(Instructions to follow) Present every line in which the string "blockchain" appears.

(Dataset listings of figures)
────────────────────────────────────────

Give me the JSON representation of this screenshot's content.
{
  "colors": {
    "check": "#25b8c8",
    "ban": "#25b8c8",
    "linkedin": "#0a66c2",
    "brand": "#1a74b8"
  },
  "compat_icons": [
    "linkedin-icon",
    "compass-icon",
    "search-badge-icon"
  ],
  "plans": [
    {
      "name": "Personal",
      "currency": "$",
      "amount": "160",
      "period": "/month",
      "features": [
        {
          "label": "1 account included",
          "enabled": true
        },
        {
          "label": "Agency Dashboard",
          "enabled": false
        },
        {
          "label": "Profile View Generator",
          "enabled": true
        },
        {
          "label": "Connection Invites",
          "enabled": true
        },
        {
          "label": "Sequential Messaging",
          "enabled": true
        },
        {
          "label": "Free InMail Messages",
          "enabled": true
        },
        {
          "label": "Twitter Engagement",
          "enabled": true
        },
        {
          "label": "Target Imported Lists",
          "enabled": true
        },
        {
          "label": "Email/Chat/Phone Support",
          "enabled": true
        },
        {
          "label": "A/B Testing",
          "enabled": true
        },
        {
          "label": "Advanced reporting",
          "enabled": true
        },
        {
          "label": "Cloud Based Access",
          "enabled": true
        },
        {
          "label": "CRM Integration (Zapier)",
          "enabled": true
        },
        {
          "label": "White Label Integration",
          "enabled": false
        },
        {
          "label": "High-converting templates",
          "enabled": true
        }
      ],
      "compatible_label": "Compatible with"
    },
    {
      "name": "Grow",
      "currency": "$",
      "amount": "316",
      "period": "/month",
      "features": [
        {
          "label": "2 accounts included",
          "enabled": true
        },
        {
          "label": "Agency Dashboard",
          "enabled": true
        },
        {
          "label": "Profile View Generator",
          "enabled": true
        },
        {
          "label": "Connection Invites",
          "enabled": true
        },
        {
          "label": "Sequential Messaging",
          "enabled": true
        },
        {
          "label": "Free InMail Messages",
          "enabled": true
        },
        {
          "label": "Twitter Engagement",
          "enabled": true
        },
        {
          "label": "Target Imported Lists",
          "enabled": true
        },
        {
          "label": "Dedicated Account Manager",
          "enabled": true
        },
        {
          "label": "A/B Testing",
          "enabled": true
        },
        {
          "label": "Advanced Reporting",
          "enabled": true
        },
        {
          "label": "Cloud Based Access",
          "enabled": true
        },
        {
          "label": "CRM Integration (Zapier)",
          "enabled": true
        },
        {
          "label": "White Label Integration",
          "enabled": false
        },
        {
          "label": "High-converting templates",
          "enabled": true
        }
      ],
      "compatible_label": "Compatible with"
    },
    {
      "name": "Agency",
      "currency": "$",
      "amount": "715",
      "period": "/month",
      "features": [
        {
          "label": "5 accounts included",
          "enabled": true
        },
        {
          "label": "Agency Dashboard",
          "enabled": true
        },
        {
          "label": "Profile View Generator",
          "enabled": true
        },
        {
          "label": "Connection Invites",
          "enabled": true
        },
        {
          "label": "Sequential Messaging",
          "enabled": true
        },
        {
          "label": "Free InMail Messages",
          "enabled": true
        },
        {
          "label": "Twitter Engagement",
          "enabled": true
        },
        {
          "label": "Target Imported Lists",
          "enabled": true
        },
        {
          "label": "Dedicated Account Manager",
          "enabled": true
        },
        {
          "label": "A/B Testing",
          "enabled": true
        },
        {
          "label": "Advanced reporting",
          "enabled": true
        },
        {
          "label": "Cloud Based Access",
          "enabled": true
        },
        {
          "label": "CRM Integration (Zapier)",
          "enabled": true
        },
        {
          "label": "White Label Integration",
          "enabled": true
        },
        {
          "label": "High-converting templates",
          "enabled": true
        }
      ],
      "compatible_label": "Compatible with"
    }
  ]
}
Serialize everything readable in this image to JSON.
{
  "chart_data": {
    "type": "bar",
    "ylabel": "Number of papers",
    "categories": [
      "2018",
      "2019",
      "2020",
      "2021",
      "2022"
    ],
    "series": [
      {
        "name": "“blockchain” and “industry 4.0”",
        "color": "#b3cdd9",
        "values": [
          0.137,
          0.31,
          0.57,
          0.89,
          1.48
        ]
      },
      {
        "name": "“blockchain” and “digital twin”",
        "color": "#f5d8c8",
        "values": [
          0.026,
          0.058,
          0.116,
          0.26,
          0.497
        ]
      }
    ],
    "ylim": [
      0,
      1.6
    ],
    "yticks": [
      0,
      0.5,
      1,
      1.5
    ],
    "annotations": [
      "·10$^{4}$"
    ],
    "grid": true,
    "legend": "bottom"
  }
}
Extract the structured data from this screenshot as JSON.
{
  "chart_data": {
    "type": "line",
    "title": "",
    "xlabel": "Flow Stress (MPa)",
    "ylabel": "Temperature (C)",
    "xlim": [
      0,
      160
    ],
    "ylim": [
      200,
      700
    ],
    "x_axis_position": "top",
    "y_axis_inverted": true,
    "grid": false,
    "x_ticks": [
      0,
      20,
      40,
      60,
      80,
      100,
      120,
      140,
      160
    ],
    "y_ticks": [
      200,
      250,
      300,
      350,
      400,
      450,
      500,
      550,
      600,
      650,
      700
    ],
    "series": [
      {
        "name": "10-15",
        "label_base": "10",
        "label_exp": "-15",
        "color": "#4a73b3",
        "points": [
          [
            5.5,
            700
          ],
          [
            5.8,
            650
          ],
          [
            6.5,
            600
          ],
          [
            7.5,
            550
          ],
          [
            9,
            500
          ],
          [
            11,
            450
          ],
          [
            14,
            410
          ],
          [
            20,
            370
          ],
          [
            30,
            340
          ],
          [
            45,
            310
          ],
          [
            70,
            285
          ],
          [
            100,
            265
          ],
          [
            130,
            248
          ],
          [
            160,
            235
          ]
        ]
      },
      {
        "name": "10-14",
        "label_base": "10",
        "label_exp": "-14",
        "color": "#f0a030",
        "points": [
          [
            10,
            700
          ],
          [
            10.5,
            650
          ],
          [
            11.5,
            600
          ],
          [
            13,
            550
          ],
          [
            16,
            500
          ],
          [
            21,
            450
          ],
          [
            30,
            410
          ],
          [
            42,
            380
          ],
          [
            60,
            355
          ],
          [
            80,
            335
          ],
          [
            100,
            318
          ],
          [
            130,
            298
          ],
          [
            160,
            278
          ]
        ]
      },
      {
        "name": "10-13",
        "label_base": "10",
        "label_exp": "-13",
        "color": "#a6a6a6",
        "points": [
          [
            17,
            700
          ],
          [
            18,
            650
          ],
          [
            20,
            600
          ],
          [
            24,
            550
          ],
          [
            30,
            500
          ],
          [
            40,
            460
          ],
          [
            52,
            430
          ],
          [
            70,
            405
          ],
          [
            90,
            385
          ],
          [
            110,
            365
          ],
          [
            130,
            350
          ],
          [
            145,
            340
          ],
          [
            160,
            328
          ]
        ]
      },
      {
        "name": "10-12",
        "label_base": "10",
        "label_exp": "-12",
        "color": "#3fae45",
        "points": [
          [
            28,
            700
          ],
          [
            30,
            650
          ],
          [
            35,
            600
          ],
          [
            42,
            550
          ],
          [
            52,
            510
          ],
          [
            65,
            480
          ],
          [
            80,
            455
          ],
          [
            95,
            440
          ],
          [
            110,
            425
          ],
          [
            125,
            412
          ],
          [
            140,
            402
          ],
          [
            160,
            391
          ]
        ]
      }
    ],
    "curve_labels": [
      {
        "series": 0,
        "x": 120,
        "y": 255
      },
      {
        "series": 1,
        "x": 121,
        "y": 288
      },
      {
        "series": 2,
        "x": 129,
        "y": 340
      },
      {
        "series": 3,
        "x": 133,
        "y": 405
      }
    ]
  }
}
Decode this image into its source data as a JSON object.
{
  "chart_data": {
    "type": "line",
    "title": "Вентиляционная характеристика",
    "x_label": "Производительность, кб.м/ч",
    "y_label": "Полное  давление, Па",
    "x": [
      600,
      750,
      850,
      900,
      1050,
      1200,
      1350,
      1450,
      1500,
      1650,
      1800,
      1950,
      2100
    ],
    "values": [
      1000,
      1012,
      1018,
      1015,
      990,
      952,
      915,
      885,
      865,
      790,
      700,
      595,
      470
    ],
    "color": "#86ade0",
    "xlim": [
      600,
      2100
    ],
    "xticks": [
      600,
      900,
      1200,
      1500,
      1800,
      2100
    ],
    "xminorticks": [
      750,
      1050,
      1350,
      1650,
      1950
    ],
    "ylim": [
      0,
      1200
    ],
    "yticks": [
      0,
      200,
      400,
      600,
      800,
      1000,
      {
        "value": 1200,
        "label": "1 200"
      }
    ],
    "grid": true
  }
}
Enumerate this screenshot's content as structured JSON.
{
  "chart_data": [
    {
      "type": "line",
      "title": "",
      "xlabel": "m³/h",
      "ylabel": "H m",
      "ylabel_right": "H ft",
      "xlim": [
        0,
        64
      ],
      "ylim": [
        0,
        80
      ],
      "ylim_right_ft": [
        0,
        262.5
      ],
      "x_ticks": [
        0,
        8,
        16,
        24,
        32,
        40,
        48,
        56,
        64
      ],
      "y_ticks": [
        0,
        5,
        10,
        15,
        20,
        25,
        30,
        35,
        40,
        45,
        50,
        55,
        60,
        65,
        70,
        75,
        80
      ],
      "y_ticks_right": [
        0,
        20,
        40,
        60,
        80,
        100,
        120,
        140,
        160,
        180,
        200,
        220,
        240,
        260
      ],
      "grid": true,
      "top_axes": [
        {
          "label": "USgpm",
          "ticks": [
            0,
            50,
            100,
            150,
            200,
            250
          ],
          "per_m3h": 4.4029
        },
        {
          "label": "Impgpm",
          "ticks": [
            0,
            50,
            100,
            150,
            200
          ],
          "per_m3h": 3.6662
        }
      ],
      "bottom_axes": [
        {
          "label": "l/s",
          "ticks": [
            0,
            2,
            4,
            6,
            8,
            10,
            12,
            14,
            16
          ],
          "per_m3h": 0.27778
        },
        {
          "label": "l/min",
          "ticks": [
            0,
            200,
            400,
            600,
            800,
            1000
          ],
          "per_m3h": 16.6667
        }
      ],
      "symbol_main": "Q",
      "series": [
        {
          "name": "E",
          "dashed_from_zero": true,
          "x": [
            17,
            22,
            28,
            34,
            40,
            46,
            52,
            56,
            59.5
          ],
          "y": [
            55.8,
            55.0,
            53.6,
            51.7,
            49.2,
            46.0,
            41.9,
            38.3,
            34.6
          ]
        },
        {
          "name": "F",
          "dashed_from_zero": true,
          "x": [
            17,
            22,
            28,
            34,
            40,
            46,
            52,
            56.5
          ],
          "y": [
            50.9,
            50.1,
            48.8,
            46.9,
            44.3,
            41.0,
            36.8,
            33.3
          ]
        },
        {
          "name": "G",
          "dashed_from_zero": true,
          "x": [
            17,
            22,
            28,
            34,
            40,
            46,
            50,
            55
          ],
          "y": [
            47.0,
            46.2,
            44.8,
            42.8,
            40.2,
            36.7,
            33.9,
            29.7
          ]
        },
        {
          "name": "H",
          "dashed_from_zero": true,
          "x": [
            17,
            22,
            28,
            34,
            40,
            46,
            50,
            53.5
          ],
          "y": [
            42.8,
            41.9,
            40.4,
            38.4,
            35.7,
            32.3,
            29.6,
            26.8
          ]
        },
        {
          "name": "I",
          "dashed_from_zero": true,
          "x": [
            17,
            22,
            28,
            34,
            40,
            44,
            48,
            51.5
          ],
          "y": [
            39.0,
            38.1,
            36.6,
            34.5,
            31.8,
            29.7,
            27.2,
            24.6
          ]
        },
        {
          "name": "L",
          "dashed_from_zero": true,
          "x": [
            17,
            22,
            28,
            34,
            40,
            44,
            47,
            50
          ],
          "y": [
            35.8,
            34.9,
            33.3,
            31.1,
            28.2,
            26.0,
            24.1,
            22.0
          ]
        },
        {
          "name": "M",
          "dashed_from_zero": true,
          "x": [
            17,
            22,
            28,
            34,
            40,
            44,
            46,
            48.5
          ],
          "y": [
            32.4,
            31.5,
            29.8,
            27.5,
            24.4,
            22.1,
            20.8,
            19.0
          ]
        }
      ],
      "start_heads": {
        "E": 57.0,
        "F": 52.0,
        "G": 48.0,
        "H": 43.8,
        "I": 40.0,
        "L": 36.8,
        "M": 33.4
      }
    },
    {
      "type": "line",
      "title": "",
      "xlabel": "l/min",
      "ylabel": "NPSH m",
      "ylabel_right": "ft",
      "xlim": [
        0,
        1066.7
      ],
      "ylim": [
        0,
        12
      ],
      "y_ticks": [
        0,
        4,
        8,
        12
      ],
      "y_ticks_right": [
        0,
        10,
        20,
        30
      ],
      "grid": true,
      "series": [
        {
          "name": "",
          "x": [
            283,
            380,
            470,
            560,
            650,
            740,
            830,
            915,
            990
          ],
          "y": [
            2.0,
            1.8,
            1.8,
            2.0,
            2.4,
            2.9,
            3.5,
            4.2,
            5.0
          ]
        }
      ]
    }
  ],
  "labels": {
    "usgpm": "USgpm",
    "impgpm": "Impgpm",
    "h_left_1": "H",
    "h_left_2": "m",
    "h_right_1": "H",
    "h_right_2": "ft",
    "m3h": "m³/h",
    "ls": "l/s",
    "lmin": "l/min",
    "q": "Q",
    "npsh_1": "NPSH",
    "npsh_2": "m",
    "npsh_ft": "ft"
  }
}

────────────────────────────────────────

(Answer below)
        "name": "“blockchain” and “industry 4.0”",
        "name": "“blockchain” and “digital twin”",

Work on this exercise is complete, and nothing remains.